#### ITEMS

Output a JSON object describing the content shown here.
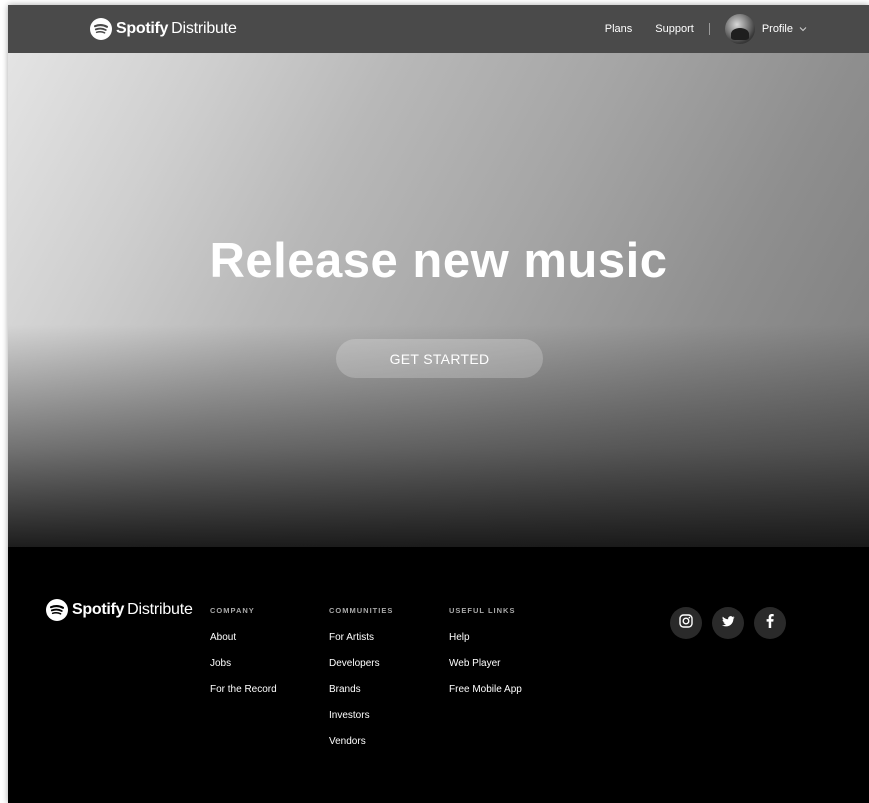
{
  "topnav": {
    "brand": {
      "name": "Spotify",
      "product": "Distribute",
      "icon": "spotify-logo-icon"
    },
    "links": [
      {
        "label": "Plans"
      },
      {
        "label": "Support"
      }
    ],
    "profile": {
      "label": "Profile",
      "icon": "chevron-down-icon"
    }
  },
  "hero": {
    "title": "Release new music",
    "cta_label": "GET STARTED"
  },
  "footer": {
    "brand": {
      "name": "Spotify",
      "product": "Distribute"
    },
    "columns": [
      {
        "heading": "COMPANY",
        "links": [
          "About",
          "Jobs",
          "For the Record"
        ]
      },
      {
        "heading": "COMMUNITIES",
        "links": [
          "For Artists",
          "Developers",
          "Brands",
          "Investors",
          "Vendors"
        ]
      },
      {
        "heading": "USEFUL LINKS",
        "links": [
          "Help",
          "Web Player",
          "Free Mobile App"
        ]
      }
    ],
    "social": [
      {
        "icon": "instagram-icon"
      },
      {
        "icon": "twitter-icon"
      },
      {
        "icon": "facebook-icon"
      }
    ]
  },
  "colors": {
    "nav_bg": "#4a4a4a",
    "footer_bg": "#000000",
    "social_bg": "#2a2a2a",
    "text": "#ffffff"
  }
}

########
#### ITEMS

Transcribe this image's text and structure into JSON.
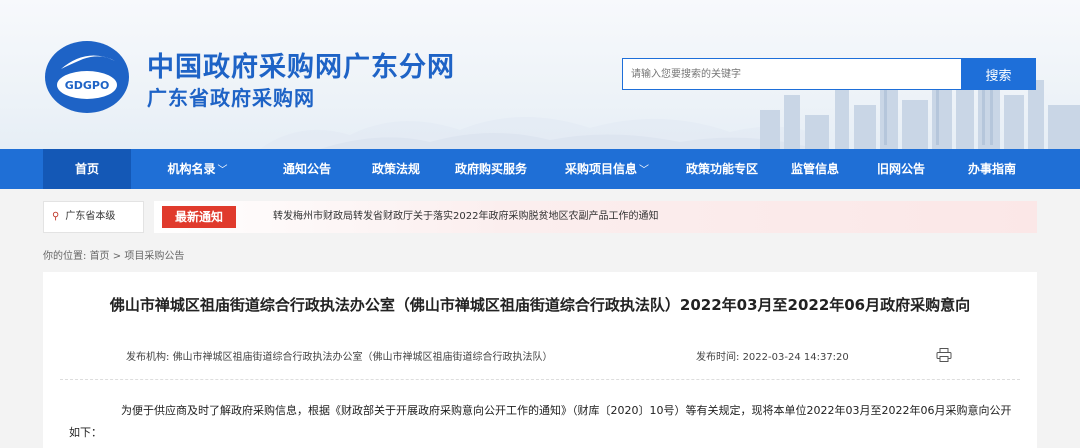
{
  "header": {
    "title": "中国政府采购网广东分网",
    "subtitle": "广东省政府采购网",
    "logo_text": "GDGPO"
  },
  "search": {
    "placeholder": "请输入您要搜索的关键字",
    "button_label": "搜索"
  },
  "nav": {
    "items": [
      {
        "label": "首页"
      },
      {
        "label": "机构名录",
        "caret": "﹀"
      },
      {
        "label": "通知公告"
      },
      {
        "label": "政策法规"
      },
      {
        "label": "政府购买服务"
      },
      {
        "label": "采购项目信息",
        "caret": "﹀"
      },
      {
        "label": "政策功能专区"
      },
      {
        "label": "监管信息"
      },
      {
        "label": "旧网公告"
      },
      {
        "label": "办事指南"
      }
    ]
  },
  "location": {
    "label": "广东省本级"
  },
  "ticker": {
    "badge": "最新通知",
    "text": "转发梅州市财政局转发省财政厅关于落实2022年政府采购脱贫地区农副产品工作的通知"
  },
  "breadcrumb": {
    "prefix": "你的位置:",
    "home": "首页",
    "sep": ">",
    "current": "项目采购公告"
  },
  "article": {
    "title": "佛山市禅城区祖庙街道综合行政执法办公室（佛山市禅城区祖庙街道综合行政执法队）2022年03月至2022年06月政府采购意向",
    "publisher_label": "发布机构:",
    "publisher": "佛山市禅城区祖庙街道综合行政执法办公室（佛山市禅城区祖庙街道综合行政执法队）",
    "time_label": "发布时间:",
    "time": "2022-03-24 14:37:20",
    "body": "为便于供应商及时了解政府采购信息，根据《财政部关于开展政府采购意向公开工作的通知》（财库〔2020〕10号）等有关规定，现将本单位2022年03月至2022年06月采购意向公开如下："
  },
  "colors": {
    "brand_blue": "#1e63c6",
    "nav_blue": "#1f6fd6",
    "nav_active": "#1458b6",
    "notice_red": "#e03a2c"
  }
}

########

### OBJECTIVE
Return every line above in which the string "heading" occurs.

### COMPLETE OUTPUT
        "heading": "COMPANY",
        "heading": "COMMUNITIES",
        "heading": "USEFUL LINKS",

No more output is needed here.